>> start Data supplied
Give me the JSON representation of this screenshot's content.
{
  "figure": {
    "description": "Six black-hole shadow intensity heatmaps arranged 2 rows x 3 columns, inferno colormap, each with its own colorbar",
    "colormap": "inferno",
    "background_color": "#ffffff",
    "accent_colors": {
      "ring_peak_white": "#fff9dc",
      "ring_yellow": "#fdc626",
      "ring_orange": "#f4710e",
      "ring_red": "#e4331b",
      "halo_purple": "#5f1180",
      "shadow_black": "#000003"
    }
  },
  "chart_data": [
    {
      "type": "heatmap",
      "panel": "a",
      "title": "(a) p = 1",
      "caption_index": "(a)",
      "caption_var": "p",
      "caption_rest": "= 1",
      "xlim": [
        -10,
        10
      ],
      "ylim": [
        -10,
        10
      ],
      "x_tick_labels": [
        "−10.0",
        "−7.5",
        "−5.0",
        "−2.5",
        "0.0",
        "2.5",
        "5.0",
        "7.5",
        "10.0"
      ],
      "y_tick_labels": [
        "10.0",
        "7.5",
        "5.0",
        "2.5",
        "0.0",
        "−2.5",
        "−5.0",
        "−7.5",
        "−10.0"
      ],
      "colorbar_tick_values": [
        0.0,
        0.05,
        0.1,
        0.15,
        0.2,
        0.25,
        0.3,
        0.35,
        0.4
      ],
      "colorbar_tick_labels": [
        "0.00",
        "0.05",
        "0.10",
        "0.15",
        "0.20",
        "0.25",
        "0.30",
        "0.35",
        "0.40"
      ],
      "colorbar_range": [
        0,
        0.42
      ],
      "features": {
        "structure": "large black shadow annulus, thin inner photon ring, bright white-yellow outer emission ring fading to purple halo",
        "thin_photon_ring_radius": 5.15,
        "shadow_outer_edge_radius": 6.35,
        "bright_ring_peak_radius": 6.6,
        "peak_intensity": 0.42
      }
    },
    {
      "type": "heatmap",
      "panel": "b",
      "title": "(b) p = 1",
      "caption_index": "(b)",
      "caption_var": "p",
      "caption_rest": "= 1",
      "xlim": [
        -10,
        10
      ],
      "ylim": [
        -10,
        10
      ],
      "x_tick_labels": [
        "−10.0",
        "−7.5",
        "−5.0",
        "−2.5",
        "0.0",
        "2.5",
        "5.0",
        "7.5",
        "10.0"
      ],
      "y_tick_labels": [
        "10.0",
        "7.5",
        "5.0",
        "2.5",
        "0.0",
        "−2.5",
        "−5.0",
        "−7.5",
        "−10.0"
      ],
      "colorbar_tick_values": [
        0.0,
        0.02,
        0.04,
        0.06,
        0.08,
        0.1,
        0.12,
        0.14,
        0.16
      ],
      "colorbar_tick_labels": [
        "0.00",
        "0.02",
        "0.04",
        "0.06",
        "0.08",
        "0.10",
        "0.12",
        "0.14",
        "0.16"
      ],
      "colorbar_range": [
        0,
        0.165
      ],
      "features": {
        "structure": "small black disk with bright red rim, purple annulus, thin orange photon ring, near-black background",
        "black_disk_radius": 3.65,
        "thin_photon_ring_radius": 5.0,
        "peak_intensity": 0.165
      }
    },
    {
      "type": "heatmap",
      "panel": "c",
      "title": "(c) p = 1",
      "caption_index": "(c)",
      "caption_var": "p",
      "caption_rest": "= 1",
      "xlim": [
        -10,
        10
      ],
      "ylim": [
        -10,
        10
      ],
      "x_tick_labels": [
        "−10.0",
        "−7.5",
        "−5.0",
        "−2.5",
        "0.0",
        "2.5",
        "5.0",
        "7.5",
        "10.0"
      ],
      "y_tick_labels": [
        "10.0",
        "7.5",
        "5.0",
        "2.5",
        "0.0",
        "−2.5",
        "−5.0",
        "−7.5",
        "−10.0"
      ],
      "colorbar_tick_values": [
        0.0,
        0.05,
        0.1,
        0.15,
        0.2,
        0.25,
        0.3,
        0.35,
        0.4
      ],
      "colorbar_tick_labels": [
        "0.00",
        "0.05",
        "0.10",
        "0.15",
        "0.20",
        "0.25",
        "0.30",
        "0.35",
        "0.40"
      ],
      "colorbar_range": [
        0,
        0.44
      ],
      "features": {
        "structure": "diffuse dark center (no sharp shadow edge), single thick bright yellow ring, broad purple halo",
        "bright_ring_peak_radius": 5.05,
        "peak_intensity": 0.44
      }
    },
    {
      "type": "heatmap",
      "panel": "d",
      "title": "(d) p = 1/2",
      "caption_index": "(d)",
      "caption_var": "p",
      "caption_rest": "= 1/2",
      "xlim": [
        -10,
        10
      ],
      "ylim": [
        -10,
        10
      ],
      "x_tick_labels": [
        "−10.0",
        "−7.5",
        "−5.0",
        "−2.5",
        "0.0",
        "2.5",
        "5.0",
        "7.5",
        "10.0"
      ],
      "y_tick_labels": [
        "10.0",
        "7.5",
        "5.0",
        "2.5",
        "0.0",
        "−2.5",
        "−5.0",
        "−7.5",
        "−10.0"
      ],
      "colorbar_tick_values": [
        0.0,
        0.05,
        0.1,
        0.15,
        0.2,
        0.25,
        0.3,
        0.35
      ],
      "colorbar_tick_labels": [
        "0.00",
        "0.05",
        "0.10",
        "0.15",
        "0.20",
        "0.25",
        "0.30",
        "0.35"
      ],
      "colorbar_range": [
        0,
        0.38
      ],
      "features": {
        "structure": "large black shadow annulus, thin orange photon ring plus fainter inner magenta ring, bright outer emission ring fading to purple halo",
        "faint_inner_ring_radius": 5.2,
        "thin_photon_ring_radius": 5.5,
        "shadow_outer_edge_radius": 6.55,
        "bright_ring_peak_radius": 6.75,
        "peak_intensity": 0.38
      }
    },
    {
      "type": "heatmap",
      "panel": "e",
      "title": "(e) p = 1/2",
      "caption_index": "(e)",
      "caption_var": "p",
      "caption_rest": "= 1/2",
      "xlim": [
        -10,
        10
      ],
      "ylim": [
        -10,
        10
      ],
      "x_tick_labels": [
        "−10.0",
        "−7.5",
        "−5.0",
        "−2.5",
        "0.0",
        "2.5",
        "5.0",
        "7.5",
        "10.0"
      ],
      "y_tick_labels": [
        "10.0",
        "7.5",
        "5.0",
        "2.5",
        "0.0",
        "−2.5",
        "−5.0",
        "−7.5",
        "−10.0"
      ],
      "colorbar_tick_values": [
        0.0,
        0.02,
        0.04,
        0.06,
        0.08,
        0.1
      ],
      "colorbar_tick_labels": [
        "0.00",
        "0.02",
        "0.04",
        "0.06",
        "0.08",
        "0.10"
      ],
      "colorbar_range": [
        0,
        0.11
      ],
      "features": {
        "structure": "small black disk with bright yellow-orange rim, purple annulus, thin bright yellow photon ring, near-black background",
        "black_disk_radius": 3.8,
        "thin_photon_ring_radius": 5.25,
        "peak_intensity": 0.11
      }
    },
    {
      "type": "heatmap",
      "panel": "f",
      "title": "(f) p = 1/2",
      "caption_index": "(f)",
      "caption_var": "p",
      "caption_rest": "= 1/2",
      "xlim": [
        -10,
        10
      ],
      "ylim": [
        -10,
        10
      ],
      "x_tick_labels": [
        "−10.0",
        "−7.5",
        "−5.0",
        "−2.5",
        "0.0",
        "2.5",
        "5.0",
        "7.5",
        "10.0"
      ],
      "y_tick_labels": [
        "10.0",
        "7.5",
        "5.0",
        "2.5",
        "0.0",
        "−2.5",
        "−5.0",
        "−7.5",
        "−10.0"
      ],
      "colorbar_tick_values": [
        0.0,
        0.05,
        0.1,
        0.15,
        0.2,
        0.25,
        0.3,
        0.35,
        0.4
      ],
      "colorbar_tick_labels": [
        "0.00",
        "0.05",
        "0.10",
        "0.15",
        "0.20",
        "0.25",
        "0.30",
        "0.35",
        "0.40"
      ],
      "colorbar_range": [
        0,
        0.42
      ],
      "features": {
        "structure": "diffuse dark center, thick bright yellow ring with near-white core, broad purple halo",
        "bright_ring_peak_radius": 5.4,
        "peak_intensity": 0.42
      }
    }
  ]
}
>> end Data supplied
*Exercise aim*
State the number of lines in these entries that include the string "inferno". Provide nothing beyond that number.

*Result for this task*
2